-- START Records to process --
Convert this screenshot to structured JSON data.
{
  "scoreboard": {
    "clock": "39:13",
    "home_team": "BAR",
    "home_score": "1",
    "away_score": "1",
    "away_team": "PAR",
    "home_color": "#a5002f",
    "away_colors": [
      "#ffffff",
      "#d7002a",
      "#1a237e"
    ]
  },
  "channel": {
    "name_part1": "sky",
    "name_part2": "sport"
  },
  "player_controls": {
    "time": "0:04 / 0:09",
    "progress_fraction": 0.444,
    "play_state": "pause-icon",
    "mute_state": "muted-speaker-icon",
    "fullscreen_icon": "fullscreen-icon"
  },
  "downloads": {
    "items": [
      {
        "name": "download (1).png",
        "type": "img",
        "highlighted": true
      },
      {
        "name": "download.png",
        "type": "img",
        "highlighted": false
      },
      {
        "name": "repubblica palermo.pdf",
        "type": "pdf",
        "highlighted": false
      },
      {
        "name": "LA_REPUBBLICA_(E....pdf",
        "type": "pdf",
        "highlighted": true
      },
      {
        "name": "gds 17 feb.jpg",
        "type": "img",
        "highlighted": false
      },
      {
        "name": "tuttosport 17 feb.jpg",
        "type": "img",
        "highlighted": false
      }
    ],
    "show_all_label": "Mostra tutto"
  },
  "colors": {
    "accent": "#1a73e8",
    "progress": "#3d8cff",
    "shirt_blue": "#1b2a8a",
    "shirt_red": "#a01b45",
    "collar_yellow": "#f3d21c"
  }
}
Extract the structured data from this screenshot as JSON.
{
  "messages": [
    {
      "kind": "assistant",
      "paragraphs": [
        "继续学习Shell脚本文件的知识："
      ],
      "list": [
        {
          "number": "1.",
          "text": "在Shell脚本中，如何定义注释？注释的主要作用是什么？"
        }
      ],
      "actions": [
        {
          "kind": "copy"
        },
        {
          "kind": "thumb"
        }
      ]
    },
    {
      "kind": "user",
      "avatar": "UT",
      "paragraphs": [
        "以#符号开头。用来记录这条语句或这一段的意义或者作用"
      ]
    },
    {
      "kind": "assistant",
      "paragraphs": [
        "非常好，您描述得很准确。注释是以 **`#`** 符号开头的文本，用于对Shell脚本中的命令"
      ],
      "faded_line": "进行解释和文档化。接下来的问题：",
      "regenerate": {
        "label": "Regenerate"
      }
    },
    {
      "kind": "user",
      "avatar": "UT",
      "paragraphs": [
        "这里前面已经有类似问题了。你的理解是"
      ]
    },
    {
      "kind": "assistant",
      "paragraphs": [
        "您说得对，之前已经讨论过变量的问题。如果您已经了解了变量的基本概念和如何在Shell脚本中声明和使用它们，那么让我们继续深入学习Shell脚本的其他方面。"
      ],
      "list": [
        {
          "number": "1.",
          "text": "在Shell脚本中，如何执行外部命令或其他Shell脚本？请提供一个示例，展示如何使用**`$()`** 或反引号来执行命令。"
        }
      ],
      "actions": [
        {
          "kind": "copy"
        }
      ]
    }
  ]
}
-- END Records to process --
Extract the complete listing above, reproducing each line exactly.

Convert this screenshot to structured JSON data.
{
  "scoreboard": {
    "clock": "39:13",
    "home_team": "BAR",
    "home_score": "1",
    "away_score": "1",
    "away_team": "PAR",
    "home_color": "#a5002f",
    "away_colors": [
      "#ffffff",
      "#d7002a",
      "#1a237e"
    ]
  },
  "channel": {
    "name_part1": "sky",
    "name_part2": "sport"
  },
  "player_controls": {
    "time": "0:04 / 0:09",
    "progress_fraction": 0.444,
    "play_state": "pause-icon",
    "mute_state": "muted-speaker-icon",
    "fullscreen_icon": "fullscreen-icon"
  },
  "downloads": {
    "items": [
      {
        "name": "download (1).png",
        "type": "img",
        "highlighted": true
      },
      {
        "name": "download.png",
        "type": "img",
        "highlighted": false
      },
      {
        "name": "repubblica palermo.pdf",
        "type": "pdf",
        "highlighted": false
      },
      {
        "name": "LA_REPUBBLICA_(E....pdf",
        "type": "pdf",
        "highlighted": true
      },
      {
        "name": "gds 17 feb.jpg",
        "type": "img",
        "highlighted": false
      },
      {
        "name": "tuttosport 17 feb.jpg",
        "type": "img",
        "highlighted": false
      }
    ],
    "show_all_label": "Mostra tutto"
  },
  "colors": {
    "accent": "#1a73e8",
    "progress": "#3d8cff",
    "shirt_blue": "#1b2a8a",
    "shirt_red": "#a01b45",
    "collar_yellow": "#f3d21c"
  }
}
Extract the structured data from this screenshot as JSON.
{
  "messages": [
    {
      "kind": "assistant",
      "paragraphs": [
        "继续学习Shell脚本文件的知识："
      ],
      "list": [
        {
          "number": "1.",
          "text": "在Shell脚本中，如何定义注释？注释的主要作用是什么？"
        }
      ],
      "actions": [
        {
          "kind": "copy"
        },
        {
          "kind": "thumb"
        }
      ]
    },
    {
      "kind": "user",
      "avatar": "UT",
      "paragraphs": [
        "以#符号开头。用来记录这条语句或这一段的意义或者作用"
      ]
    },
    {
      "kind": "assistant",
      "paragraphs": [
        "非常好，您描述得很准确。注释是以 **`#`** 符号开头的文本，用于对Shell脚本中的命令"
      ],
      "faded_line": "进行解释和文档化。接下来的问题：",
      "regenerate": {
        "label": "Regenerate"
      }
    },
    {
      "kind": "user",
      "avatar": "UT",
      "paragraphs": [
        "这里前面已经有类似问题了。你的理解是"
      ]
    },
    {
      "kind": "assistant",
      "paragraphs": [
        "您说得对，之前已经讨论过变量的问题。如果您已经了解了变量的基本概念和如何在Shell脚本中声明和使用它们，那么让我们继续深入学习Shell脚本的其他方面。"
      ],
      "list": [
        {
          "number": "1.",
          "text": "在Shell脚本中，如何执行外部命令或其他Shell脚本？请提供一个示例，展示如何使用**`$()`** 或反引号来执行命令。"
        }
      ],
      "actions": [
        {
          "kind": "copy"
        }
      ]
    }
  ]
}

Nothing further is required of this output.